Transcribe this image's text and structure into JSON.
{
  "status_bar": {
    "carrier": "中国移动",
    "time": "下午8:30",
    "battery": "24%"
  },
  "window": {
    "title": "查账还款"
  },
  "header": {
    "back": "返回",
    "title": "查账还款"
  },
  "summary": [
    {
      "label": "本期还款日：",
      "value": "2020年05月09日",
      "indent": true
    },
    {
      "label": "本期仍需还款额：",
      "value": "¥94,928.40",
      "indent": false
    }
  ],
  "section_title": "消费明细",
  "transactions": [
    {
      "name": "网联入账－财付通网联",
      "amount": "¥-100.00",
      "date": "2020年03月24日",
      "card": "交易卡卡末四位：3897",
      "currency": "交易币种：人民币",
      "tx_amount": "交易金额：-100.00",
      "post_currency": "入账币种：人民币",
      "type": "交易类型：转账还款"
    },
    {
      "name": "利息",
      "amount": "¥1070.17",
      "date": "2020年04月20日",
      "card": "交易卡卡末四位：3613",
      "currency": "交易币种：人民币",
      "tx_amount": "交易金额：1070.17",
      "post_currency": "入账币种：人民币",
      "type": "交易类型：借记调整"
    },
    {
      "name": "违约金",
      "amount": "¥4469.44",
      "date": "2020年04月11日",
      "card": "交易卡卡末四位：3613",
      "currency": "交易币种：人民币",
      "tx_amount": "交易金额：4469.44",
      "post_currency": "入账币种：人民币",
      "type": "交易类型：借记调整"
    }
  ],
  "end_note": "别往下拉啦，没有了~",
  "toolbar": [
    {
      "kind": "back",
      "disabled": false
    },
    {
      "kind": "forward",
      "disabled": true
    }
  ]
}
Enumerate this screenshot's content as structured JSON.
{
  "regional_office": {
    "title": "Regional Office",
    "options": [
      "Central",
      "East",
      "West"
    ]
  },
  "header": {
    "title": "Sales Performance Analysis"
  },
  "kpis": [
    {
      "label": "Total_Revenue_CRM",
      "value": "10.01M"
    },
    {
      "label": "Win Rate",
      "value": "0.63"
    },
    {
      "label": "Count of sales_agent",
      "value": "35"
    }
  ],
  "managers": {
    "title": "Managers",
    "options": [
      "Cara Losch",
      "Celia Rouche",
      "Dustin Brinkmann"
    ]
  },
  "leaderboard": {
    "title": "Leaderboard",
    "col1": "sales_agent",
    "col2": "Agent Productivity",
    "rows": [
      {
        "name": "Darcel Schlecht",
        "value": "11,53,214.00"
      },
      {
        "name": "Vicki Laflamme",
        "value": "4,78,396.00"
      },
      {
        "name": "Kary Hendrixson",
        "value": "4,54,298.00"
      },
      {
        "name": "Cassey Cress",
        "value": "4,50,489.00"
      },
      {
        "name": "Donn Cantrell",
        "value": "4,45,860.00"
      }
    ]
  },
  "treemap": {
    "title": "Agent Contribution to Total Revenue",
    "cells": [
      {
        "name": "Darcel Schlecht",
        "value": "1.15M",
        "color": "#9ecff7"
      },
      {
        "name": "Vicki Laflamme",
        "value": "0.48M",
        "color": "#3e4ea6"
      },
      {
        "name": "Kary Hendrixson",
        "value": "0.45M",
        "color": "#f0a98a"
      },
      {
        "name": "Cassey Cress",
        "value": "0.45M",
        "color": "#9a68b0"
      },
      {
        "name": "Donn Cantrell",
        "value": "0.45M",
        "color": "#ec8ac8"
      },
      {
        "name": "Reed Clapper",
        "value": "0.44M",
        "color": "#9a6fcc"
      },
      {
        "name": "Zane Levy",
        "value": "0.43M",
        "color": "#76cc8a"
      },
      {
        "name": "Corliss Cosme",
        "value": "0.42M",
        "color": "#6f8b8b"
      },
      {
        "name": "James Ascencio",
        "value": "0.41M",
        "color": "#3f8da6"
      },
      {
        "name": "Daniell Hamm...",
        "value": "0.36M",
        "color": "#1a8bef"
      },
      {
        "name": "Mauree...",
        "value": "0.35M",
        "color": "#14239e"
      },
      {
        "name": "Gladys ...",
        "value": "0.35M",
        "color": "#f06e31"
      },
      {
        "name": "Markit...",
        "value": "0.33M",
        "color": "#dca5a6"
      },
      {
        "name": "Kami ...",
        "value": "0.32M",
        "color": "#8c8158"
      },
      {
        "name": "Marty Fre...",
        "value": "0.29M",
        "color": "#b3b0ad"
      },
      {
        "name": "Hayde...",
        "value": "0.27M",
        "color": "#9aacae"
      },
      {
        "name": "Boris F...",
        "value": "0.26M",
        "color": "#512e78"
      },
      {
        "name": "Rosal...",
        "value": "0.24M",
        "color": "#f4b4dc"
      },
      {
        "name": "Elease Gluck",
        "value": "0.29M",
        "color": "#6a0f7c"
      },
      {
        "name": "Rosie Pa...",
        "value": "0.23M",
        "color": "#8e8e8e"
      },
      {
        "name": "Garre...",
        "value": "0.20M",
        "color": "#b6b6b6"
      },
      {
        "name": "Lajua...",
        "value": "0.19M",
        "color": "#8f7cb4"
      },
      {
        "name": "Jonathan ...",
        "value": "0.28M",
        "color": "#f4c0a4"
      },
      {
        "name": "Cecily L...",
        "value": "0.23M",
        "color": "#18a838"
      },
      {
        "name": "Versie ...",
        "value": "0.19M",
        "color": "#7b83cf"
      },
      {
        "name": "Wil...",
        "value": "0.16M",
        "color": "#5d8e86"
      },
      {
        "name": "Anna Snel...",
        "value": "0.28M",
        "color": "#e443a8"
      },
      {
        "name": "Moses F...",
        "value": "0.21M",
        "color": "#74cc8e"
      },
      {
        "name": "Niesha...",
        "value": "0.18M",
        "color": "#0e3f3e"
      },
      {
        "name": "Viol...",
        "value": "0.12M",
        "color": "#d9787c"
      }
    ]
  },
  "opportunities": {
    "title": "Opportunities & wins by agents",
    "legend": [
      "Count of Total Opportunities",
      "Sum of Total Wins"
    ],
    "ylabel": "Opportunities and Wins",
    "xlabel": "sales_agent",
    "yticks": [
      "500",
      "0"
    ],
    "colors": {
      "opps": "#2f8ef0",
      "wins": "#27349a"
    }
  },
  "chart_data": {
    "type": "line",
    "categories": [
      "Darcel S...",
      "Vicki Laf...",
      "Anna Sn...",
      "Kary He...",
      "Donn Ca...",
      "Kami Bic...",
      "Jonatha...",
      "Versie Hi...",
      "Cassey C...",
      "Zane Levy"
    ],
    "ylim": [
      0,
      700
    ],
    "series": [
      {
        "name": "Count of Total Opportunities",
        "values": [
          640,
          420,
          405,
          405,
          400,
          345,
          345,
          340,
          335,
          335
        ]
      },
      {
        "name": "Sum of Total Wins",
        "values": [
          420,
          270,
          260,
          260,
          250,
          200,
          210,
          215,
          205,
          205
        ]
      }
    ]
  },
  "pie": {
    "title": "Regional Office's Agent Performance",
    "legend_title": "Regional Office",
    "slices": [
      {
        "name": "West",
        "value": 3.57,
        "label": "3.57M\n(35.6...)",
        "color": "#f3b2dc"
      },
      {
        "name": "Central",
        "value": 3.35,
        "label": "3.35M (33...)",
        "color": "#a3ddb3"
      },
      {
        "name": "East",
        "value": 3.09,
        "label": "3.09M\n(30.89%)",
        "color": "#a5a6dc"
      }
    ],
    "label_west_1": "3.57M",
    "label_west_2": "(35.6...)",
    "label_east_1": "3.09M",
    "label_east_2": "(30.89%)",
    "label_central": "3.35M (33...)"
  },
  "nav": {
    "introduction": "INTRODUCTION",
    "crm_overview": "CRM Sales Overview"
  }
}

» **Given instruction**: Hand back the material above in full, exactly as written.

» **Exercise solution**:
Transcribe this image's text and structure into JSON.
{
  "status_bar": {
    "carrier": "中国移动",
    "time": "下午8:30",
    "battery": "24%"
  },
  "window": {
    "title": "查账还款"
  },
  "header": {
    "back": "返回",
    "title": "查账还款"
  },
  "summary": [
    {
      "label": "本期还款日：",
      "value": "2020年05月09日",
      "indent": true
    },
    {
      "label": "本期仍需还款额：",
      "value": "¥94,928.40",
      "indent": false
    }
  ],
  "section_title": "消费明细",
  "transactions": [
    {
      "name": "网联入账－财付通网联",
      "amount": "¥-100.00",
      "date": "2020年03月24日",
      "card": "交易卡卡末四位：3897",
      "currency": "交易币种：人民币",
      "tx_amount": "交易金额：-100.00",
      "post_currency": "入账币种：人民币",
      "type": "交易类型：转账还款"
    },
    {
      "name": "利息",
      "amount": "¥1070.17",
      "date": "2020年04月20日",
      "card": "交易卡卡末四位：3613",
      "currency": "交易币种：人民币",
      "tx_amount": "交易金额：1070.17",
      "post_currency": "入账币种：人民币",
      "type": "交易类型：借记调整"
    },
    {
      "name": "违约金",
      "amount": "¥4469.44",
      "date": "2020年04月11日",
      "card": "交易卡卡末四位：3613",
      "currency": "交易币种：人民币",
      "tx_amount": "交易金额：4469.44",
      "post_currency": "入账币种：人民币",
      "type": "交易类型：借记调整"
    }
  ],
  "end_note": "别往下拉啦，没有了~",
  "toolbar": [
    {
      "kind": "back",
      "disabled": false
    },
    {
      "kind": "forward",
      "disabled": true
    }
  ]
}
Enumerate this screenshot's content as structured JSON.
{
  "regional_office": {
    "title": "Regional Office",
    "options": [
      "Central",
      "East",
      "West"
    ]
  },
  "header": {
    "title": "Sales Performance Analysis"
  },
  "kpis": [
    {
      "label": "Total_Revenue_CRM",
      "value": "10.01M"
    },
    {
      "label": "Win Rate",
      "value": "0.63"
    },
    {
      "label": "Count of sales_agent",
      "value": "35"
    }
  ],
  "managers": {
    "title": "Managers",
    "options": [
      "Cara Losch",
      "Celia Rouche",
      "Dustin Brinkmann"
    ]
  },
  "leaderboard": {
    "title": "Leaderboard",
    "col1": "sales_agent",
    "col2": "Agent Productivity",
    "rows": [
      {
        "name": "Darcel Schlecht",
        "value": "11,53,214.00"
      },
      {
        "name": "Vicki Laflamme",
        "value": "4,78,396.00"
      },
      {
        "name": "Kary Hendrixson",
        "value": "4,54,298.00"
      },
      {
        "name": "Cassey Cress",
        "value": "4,50,489.00"
      },
      {
        "name": "Donn Cantrell",
        "value": "4,45,860.00"
      }
    ]
  },
  "treemap": {
    "title": "Agent Contribution to Total Revenue",
    "cells": [
      {
        "name": "Darcel Schlecht",
        "value": "1.15M",
        "color": "#9ecff7"
      },
      {
        "name": "Vicki Laflamme",
        "value": "0.48M",
        "color": "#3e4ea6"
      },
      {
        "name": "Kary Hendrixson",
        "value": "0.45M",
        "color": "#f0a98a"
      },
      {
        "name": "Cassey Cress",
        "value": "0.45M",
        "color": "#9a68b0"
      },
      {
        "name": "Donn Cantrell",
        "value": "0.45M",
        "color": "#ec8ac8"
      },
      {
        "name": "Reed Clapper",
        "value": "0.44M",
        "color": "#9a6fcc"
      },
      {
        "name": "Zane Levy",
        "value": "0.43M",
        "color": "#76cc8a"
      },
      {
        "name": "Corliss Cosme",
        "value": "0.42M",
        "color": "#6f8b8b"
      },
      {
        "name": "James Ascencio",
        "value": "0.41M",
        "color": "#3f8da6"
      },
      {
        "name": "Daniell Hamm...",
        "value": "0.36M",
        "color": "#1a8bef"
      },
      {
        "name": "Mauree...",
        "value": "0.35M",
        "color": "#14239e"
      },
      {
        "name": "Gladys ...",
        "value": "0.35M",
        "color": "#f06e31"
      },
      {
        "name": "Markit...",
        "value": "0.33M",
        "color": "#dca5a6"
      },
      {
        "name": "Kami ...",
        "value": "0.32M",
        "color": "#8c8158"
      },
      {
        "name": "Marty Fre...",
        "value": "0.29M",
        "color": "#b3b0ad"
      },
      {
        "name": "Hayde...",
        "value": "0.27M",
        "color": "#9aacae"
      },
      {
        "name": "Boris F...",
        "value": "0.26M",
        "color": "#512e78"
      },
      {
        "name": "Rosal...",
        "value": "0.24M",
        "color": "#f4b4dc"
      },
      {
        "name": "Elease Gluck",
        "value": "0.29M",
        "color": "#6a0f7c"
      },
      {
        "name": "Rosie Pa...",
        "value": "0.23M",
        "color": "#8e8e8e"
      },
      {
        "name": "Garre...",
        "value": "0.20M",
        "color": "#b6b6b6"
      },
      {
        "name": "Lajua...",
        "value": "0.19M",
        "color": "#8f7cb4"
      },
      {
        "name": "Jonathan ...",
        "value": "0.28M",
        "color": "#f4c0a4"
      },
      {
        "name": "Cecily L...",
        "value": "0.23M",
        "color": "#18a838"
      },
      {
        "name": "Versie ...",
        "value": "0.19M",
        "color": "#7b83cf"
      },
      {
        "name": "Wil...",
        "value": "0.16M",
        "color": "#5d8e86"
      },
      {
        "name": "Anna Snel...",
        "value": "0.28M",
        "color": "#e443a8"
      },
      {
        "name": "Moses F...",
        "value": "0.21M",
        "color": "#74cc8e"
      },
      {
        "name": "Niesha...",
        "value": "0.18M",
        "color": "#0e3f3e"
      },
      {
        "name": "Viol...",
        "value": "0.12M",
        "color": "#d9787c"
      }
    ]
  },
  "opportunities": {
    "title": "Opportunities & wins by agents",
    "legend": [
      "Count of Total Opportunities",
      "Sum of Total Wins"
    ],
    "ylabel": "Opportunities and Wins",
    "xlabel": "sales_agent",
    "yticks": [
      "500",
      "0"
    ],
    "colors": {
      "opps": "#2f8ef0",
      "wins": "#27349a"
    }
  },
  "chart_data": {
    "type": "line",
    "categories": [
      "Darcel S...",
      "Vicki Laf...",
      "Anna Sn...",
      "Kary He...",
      "Donn Ca...",
      "Kami Bic...",
      "Jonatha...",
      "Versie Hi...",
      "Cassey C...",
      "Zane Levy"
    ],
    "ylim": [
      0,
      700
    ],
    "series": [
      {
        "name": "Count of Total Opportunities",
        "values": [
          640,
          420,
          405,
          405,
          400,
          345,
          345,
          340,
          335,
          335
        ]
      },
      {
        "name": "Sum of Total Wins",
        "values": [
          420,
          270,
          260,
          260,
          250,
          200,
          210,
          215,
          205,
          205
        ]
      }
    ]
  },
  "pie": {
    "title": "Regional Office's Agent Performance",
    "legend_title": "Regional Office",
    "slices": [
      {
        "name": "West",
        "value": 3.57,
        "label": "3.57M\n(35.6...)",
        "color": "#f3b2dc"
      },
      {
        "name": "Central",
        "value": 3.35,
        "label": "3.35M (33...)",
        "color": "#a3ddb3"
      },
      {
        "name": "East",
        "value": 3.09,
        "label": "3.09M\n(30.89%)",
        "color": "#a5a6dc"
      }
    ],
    "label_west_1": "3.57M",
    "label_west_2": "(35.6...)",
    "label_east_1": "3.09M",
    "label_east_2": "(30.89%)",
    "label_central": "3.35M (33...)"
  },
  "nav": {
    "introduction": "INTRODUCTION",
    "crm_overview": "CRM Sales Overview"
  }
}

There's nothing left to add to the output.